LISTED ENTRIES
_ _ _ _ _
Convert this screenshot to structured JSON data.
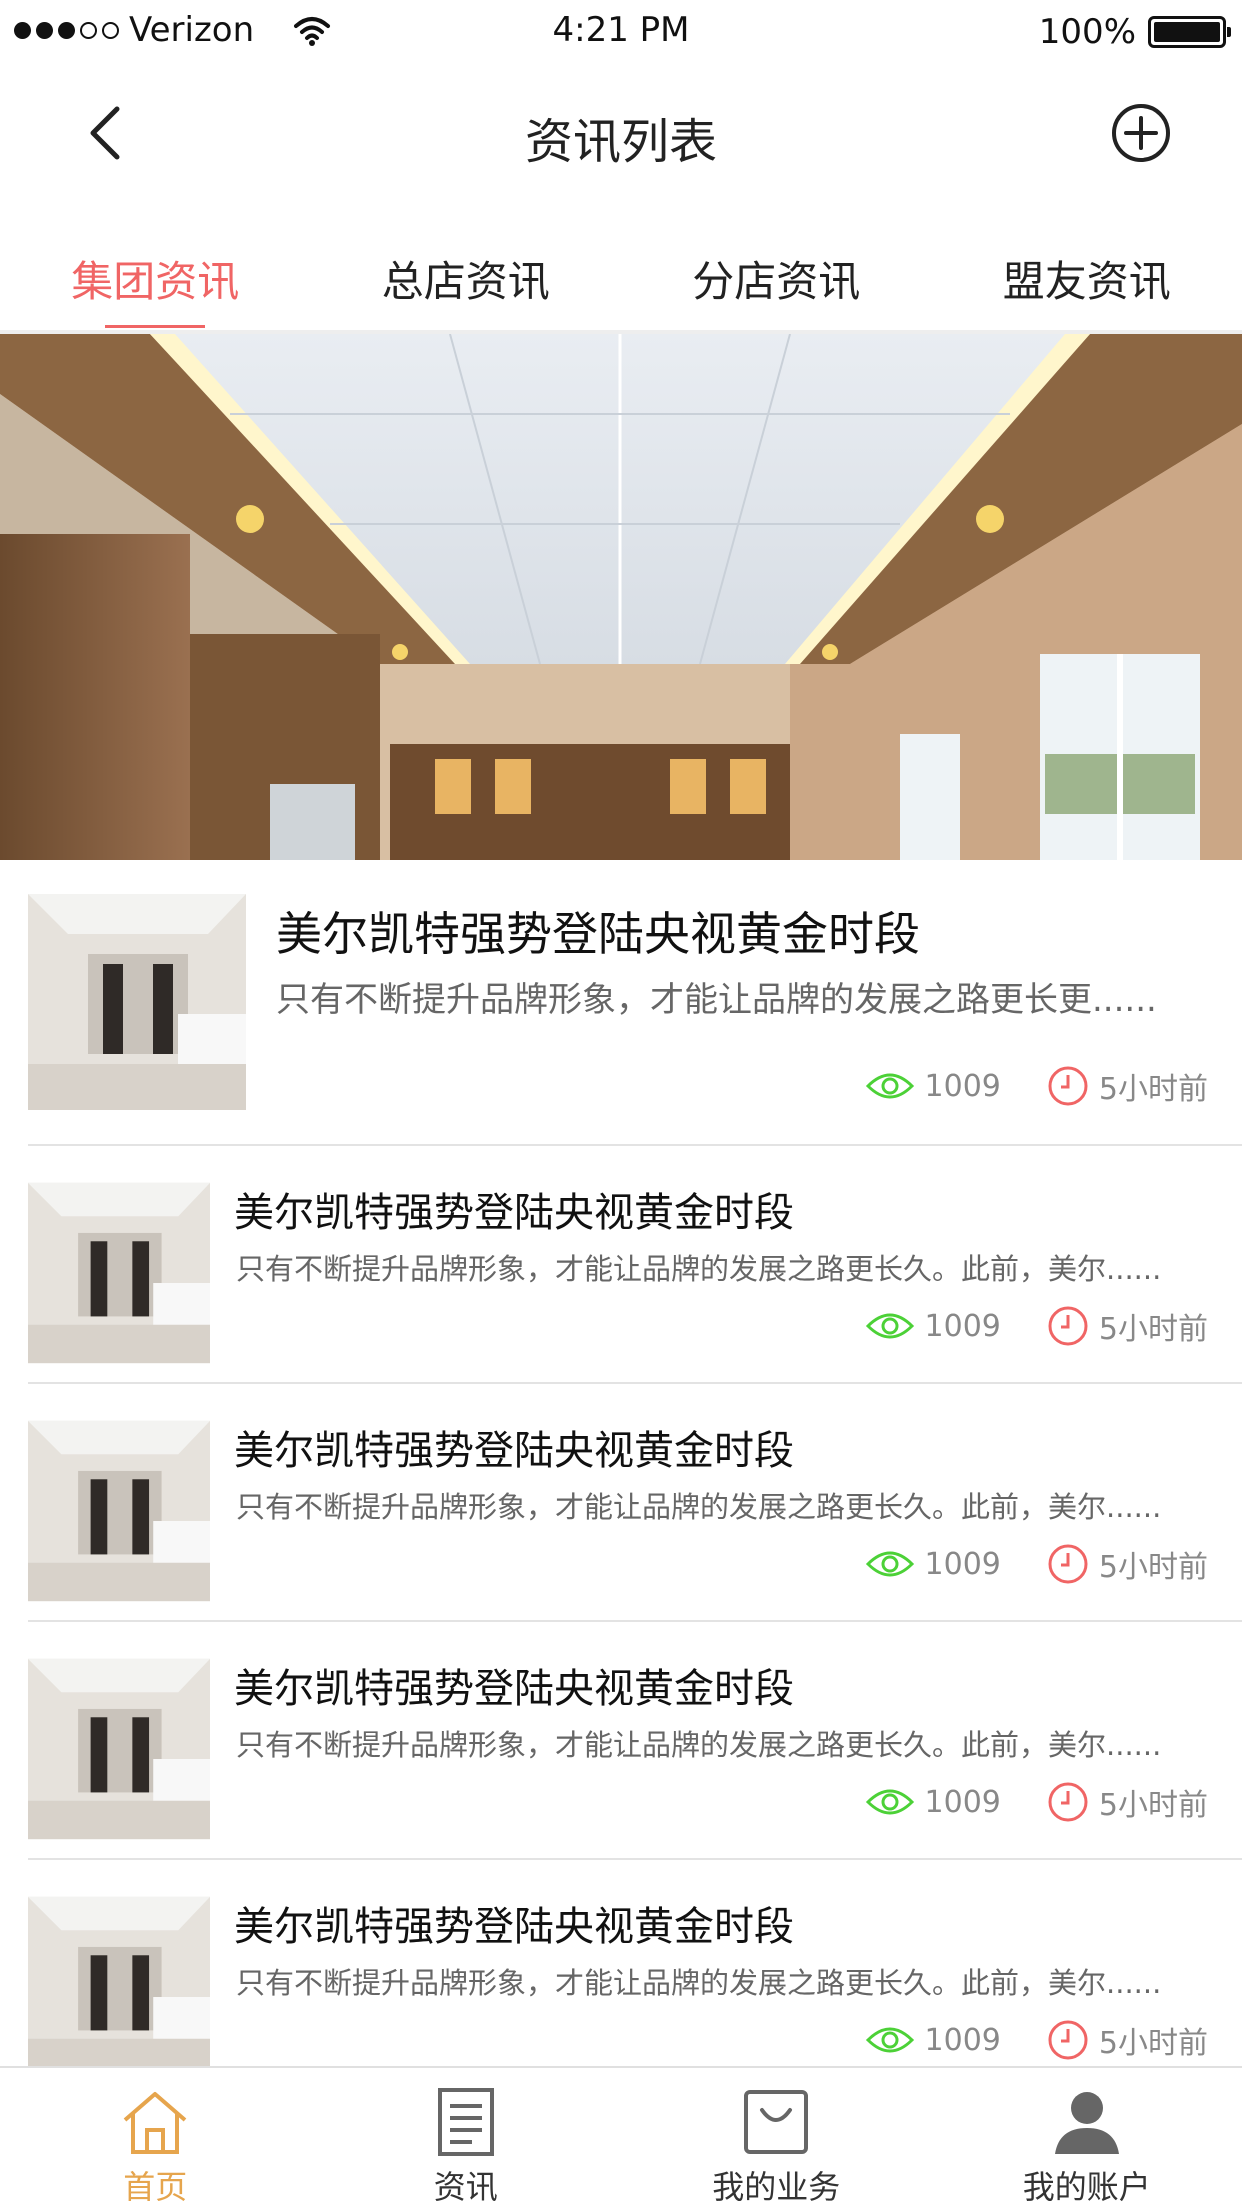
{
  "status_bar": {
    "carrier": "Verizon",
    "time": "4:21 PM",
    "battery": "100%"
  },
  "header": {
    "title": "资讯列表",
    "back_icon": "chevron-left-icon",
    "add_icon": "plus-circle-icon"
  },
  "tabs": [
    {
      "label": "集团资讯",
      "active": true
    },
    {
      "label": "总店资讯",
      "active": false
    },
    {
      "label": "分店资讯",
      "active": false
    },
    {
      "label": "盟友资讯",
      "active": false
    }
  ],
  "colors": {
    "accent": "#f06565",
    "tabbar_active": "#e6a54d",
    "views_icon": "#4cd137",
    "time_icon": "#f06565"
  },
  "news": [
    {
      "title": "美尔凯特强势登陆央视黄金时段",
      "desc": "只有不断提升品牌形象，才能让品牌的发展之路更长更......",
      "views": "1009",
      "time": "5小时前"
    },
    {
      "title": "美尔凯特强势登陆央视黄金时段",
      "desc": "只有不断提升品牌形象，才能让品牌的发展之路更长久。此前，美尔......",
      "views": "1009",
      "time": "5小时前"
    },
    {
      "title": "美尔凯特强势登陆央视黄金时段",
      "desc": "只有不断提升品牌形象，才能让品牌的发展之路更长久。此前，美尔......",
      "views": "1009",
      "time": "5小时前"
    },
    {
      "title": "美尔凯特强势登陆央视黄金时段",
      "desc": "只有不断提升品牌形象，才能让品牌的发展之路更长久。此前，美尔......",
      "views": "1009",
      "time": "5小时前"
    },
    {
      "title": "美尔凯特强势登陆央视黄金时段",
      "desc": "只有不断提升品牌形象，才能让品牌的发展之路更长久。此前，美尔......",
      "views": "1009",
      "time": "5小时前"
    }
  ],
  "tabbar": [
    {
      "label": "首页",
      "icon": "home-icon",
      "active": true
    },
    {
      "label": "资讯",
      "icon": "document-icon",
      "active": false
    },
    {
      "label": "我的业务",
      "icon": "bag-icon",
      "active": false
    },
    {
      "label": "我的账户",
      "icon": "user-icon",
      "active": false
    }
  ]
}
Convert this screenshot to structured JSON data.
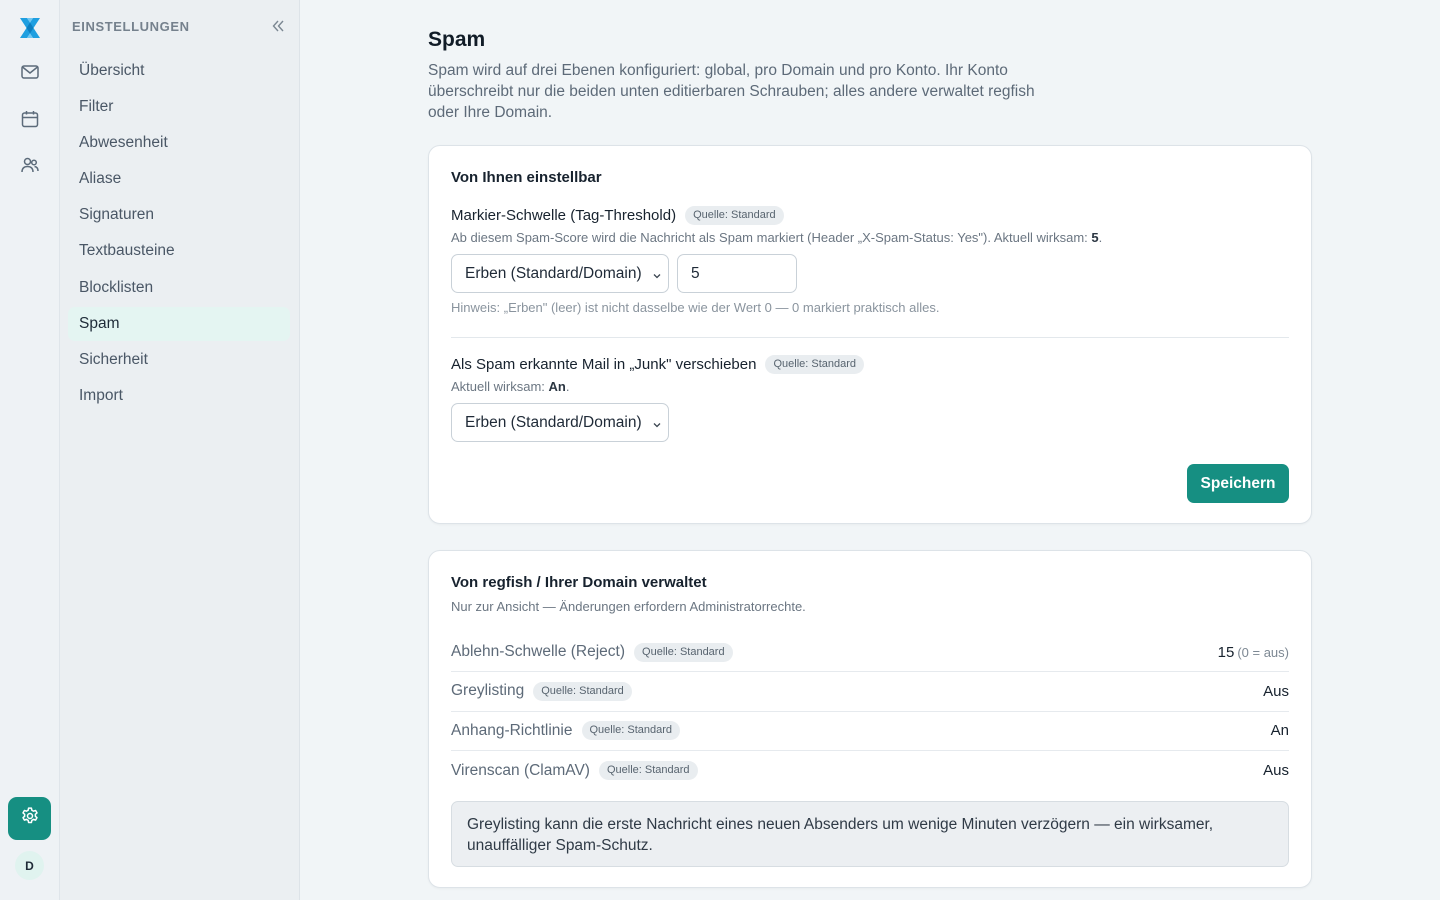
{
  "rail": {
    "icons": [
      "logo-icon",
      "mail-icon",
      "calendar-icon",
      "contacts-icon",
      "gear-icon"
    ],
    "avatar_initial": "D",
    "accent": "#168f82"
  },
  "sidebar": {
    "title": "EINSTELLUNGEN",
    "items": [
      {
        "label": "Übersicht"
      },
      {
        "label": "Filter"
      },
      {
        "label": "Abwesenheit"
      },
      {
        "label": "Aliase"
      },
      {
        "label": "Signaturen"
      },
      {
        "label": "Textbausteine"
      },
      {
        "label": "Blocklisten"
      },
      {
        "label": "Spam",
        "active": true
      },
      {
        "label": "Sicherheit"
      },
      {
        "label": "Import"
      }
    ]
  },
  "page": {
    "title": "Spam",
    "description": "Spam wird auf drei Ebenen konfiguriert: global, pro Domain und pro Konto. Ihr Konto überschreibt nur die beiden unten editierbaren Schrauben; alles andere verwaltet regfish oder Ihre Domain."
  },
  "editable": {
    "title": "Von Ihnen einstellbar",
    "tag_threshold": {
      "label": "Markier-Schwelle (Tag-Threshold)",
      "badge": "Quelle: Standard",
      "help_prefix": "Ab diesem Spam-Score wird die Nachricht als Spam markiert (Header „X-Spam-Status: Yes\"). Aktuell wirksam: ",
      "help_value": "5",
      "help_suffix": ".",
      "select_value": "Erben (Standard/Domain)",
      "input_value": "5",
      "hint": "Hinweis: „Erben\" (leer) ist nicht dasselbe wie der Wert 0 — 0 markiert praktisch alles."
    },
    "junk_move": {
      "label": "Als Spam erkannte Mail in „Junk\" verschieben",
      "badge": "Quelle: Standard",
      "help_prefix": "Aktuell wirksam: ",
      "help_value": "An",
      "help_suffix": ".",
      "select_value": "Erben (Standard/Domain)"
    },
    "save_label": "Speichern"
  },
  "managed": {
    "title": "Von regfish / Ihrer Domain verwaltet",
    "subtitle": "Nur zur Ansicht — Änderungen erfordern Administratorrechte.",
    "rows": [
      {
        "label": "Ablehn-Schwelle (Reject)",
        "badge": "Quelle: Standard",
        "value": "15",
        "suffix": "(0 = aus)"
      },
      {
        "label": "Greylisting",
        "badge": "Quelle: Standard",
        "value": "Aus",
        "suffix": ""
      },
      {
        "label": "Anhang-Richtlinie",
        "badge": "Quelle: Standard",
        "value": "An",
        "suffix": ""
      },
      {
        "label": "Virenscan (ClamAV)",
        "badge": "Quelle: Standard",
        "value": "Aus",
        "suffix": ""
      }
    ],
    "info": "Greylisting kann die erste Nachricht eines neuen Absenders um wenige Minuten verzögern — ein wirksamer, unauffälliger Spam-Schutz."
  }
}
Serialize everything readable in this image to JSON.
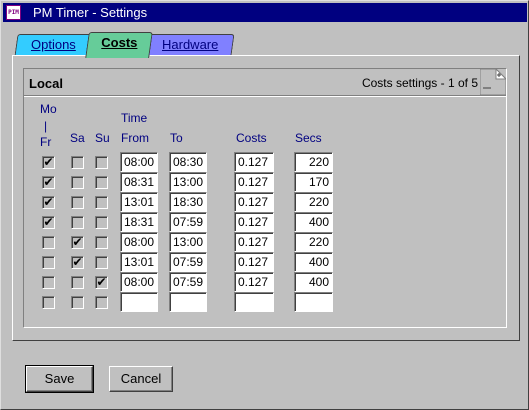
{
  "window": {
    "title": "PM Timer - Settings",
    "icon_name": "pm-app-icon",
    "icon_text": "PIM"
  },
  "tabs": [
    {
      "label": "Options",
      "accent": "#33ccff"
    },
    {
      "label": "Costs",
      "accent": "#66cc99",
      "active": true
    },
    {
      "label": "Hardware",
      "accent": "#8080ff"
    }
  ],
  "section": {
    "title": "Local",
    "page_info": "Costs settings - 1 of 5",
    "next_page_icon": "page-curl-icon"
  },
  "columns": {
    "mo_fr": [
      "Mo",
      "|",
      "Fr"
    ],
    "sa": "Sa",
    "su": "Su",
    "time": "Time",
    "from": "From",
    "to": "To",
    "costs": "Costs",
    "secs": "Secs"
  },
  "rows": [
    {
      "mo_fr": true,
      "sa": false,
      "su": false,
      "from": "08:00",
      "to": "08:30",
      "costs": "0.127",
      "secs": "220"
    },
    {
      "mo_fr": true,
      "sa": false,
      "su": false,
      "from": "08:31",
      "to": "13:00",
      "costs": "0.127",
      "secs": "170"
    },
    {
      "mo_fr": true,
      "sa": false,
      "su": false,
      "from": "13:01",
      "to": "18:30",
      "costs": "0.127",
      "secs": "220"
    },
    {
      "mo_fr": true,
      "sa": false,
      "su": false,
      "from": "18:31",
      "to": "07:59",
      "costs": "0.127",
      "secs": "400"
    },
    {
      "mo_fr": false,
      "sa": true,
      "su": false,
      "from": "08:00",
      "to": "13:00",
      "costs": "0.127",
      "secs": "220"
    },
    {
      "mo_fr": false,
      "sa": true,
      "su": false,
      "from": "13:01",
      "to": "07:59",
      "costs": "0.127",
      "secs": "400"
    },
    {
      "mo_fr": false,
      "sa": false,
      "su": true,
      "from": "08:00",
      "to": "07:59",
      "costs": "0.127",
      "secs": "400"
    },
    {
      "mo_fr": false,
      "sa": false,
      "su": false,
      "from": "",
      "to": "",
      "costs": "",
      "secs": ""
    }
  ],
  "buttons": {
    "save": "Save",
    "cancel": "Cancel"
  },
  "colors": {
    "titlebar": "#000080",
    "header_text": "#000080",
    "face": "#c0c0c0"
  }
}
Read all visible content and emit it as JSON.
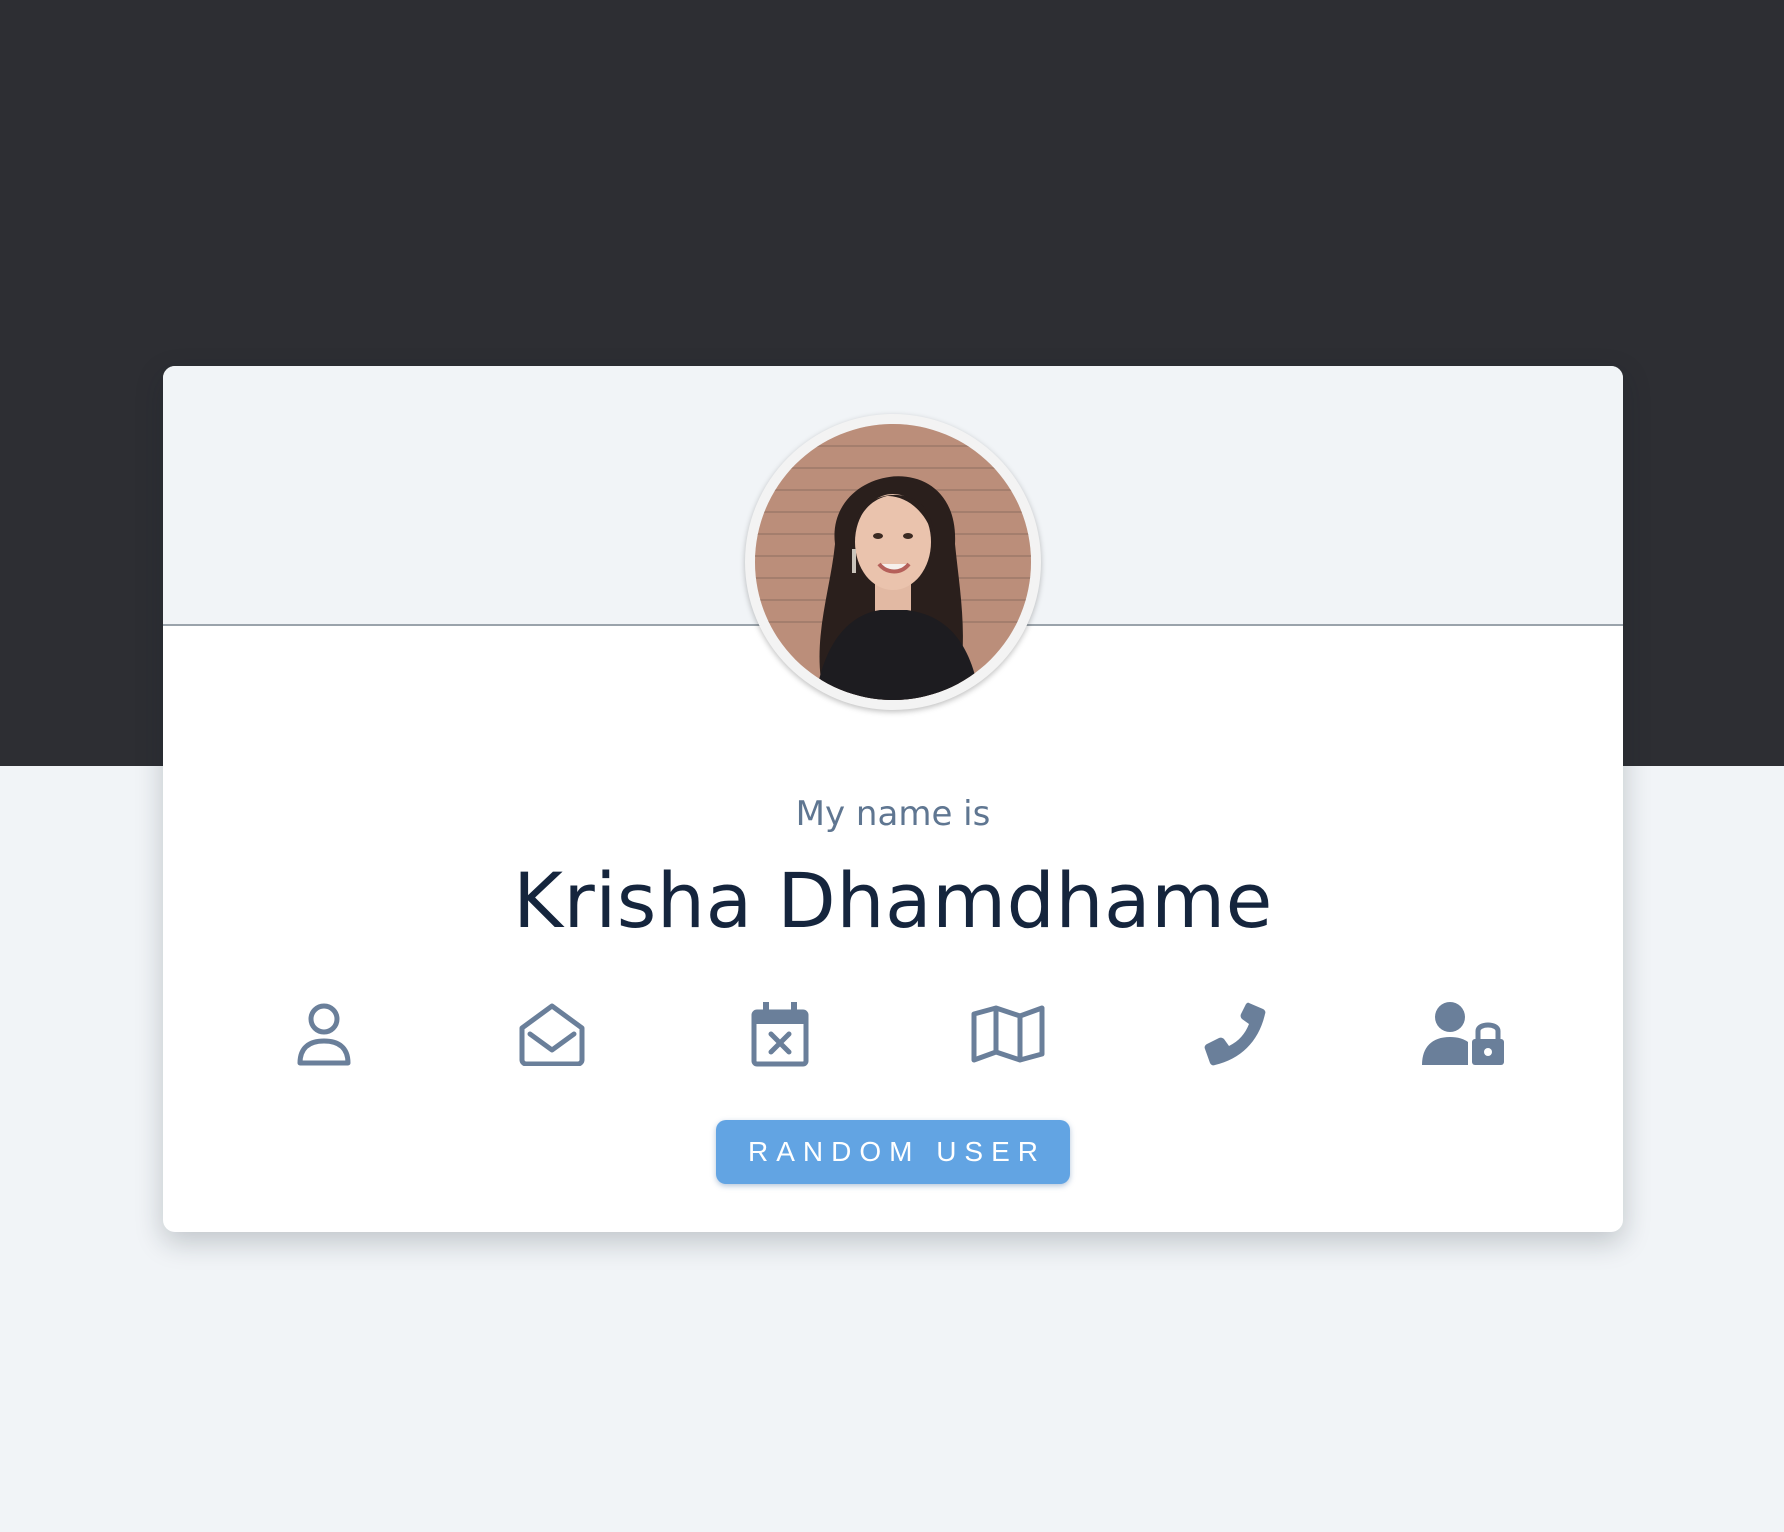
{
  "profile": {
    "intro_label": "My name is",
    "name": "Krisha Dhamdhame"
  },
  "icons": [
    {
      "name": "user-icon"
    },
    {
      "name": "envelope-open-icon"
    },
    {
      "name": "calendar-x-icon"
    },
    {
      "name": "map-icon"
    },
    {
      "name": "phone-icon"
    },
    {
      "name": "user-lock-icon"
    }
  ],
  "button": {
    "label": "RANDOM USER"
  },
  "colors": {
    "accent": "#62a4e3",
    "icon": "#6a7f9a",
    "dark_band": "#2d2e33",
    "background": "#f1f4f7",
    "name_text": "#15253d",
    "label_text": "#5f7691"
  }
}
_ _ _ _ _
PROBLEM
Using the listing above, return all lines where the word "Greylisting" occurs.

RESPONSE BELOW
        "label": "Greylisting",
    "info": "Greylisting kann die erste Nachricht eines neuen Absenders um wenige Minuten verzögern — ein wirksamer, unauffälliger Spam-Schutz."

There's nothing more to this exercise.